Select from the data all lines with the word "structured".

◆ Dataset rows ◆
=====
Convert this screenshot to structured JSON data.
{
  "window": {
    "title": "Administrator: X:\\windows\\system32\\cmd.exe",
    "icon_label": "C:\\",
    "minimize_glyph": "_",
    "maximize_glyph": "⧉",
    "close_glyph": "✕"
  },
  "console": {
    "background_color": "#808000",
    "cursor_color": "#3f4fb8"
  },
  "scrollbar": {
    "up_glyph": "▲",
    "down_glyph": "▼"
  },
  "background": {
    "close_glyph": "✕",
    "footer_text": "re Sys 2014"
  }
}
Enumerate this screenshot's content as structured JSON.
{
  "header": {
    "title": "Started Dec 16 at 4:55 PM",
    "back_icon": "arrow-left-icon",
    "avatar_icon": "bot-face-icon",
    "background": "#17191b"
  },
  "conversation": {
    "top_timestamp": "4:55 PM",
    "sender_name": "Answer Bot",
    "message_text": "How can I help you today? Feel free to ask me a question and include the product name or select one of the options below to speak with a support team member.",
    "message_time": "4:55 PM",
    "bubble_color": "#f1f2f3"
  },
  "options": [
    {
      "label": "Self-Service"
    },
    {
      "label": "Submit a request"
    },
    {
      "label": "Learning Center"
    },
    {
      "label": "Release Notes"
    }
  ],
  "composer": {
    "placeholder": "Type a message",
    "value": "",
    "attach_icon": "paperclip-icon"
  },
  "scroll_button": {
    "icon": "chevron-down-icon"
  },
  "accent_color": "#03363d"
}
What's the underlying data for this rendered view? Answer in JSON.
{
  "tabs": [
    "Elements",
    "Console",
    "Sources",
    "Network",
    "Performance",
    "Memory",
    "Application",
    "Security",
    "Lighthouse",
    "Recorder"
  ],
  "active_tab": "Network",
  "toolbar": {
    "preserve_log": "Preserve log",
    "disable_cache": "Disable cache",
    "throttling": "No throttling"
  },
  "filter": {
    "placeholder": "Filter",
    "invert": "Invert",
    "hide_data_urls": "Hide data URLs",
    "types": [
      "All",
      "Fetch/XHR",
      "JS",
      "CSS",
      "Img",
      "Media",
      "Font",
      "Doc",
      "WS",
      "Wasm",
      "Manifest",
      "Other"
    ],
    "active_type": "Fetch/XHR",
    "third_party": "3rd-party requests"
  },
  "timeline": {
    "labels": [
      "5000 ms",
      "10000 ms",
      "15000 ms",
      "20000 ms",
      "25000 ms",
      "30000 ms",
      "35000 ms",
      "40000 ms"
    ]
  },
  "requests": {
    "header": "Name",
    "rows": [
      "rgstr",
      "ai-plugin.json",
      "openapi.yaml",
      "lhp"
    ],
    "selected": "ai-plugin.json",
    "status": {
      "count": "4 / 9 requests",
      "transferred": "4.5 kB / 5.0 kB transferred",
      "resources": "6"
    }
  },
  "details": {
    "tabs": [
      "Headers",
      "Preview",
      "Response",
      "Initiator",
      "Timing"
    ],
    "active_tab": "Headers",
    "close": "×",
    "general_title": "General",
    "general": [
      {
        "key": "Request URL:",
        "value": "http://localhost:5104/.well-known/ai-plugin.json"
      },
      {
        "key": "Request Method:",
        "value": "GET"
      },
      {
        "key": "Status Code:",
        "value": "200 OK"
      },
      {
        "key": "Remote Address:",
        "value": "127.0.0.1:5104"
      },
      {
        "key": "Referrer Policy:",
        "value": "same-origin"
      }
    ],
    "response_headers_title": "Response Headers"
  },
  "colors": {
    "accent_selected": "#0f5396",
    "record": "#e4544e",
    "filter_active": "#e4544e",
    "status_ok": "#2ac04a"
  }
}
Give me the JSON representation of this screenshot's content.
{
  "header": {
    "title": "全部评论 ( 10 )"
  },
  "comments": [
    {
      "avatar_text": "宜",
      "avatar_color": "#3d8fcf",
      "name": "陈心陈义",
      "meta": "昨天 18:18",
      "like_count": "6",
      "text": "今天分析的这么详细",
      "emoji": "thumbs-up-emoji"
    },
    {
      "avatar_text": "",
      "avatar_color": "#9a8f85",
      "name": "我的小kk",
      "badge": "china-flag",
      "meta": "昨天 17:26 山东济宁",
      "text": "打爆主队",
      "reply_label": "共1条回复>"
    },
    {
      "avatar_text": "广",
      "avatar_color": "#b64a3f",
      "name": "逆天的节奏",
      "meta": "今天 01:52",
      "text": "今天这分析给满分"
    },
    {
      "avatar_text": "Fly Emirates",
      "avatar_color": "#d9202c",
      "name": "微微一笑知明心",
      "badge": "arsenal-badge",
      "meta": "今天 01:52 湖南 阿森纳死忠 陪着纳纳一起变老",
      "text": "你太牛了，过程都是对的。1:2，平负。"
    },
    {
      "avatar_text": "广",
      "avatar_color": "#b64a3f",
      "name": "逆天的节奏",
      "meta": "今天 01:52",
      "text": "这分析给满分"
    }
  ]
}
=====
◆ RESPONSE FOR THIS EXERCISE ◆
Convert this screenshot to structured JSON data.
Enumerate this screenshot's content as structured JSON.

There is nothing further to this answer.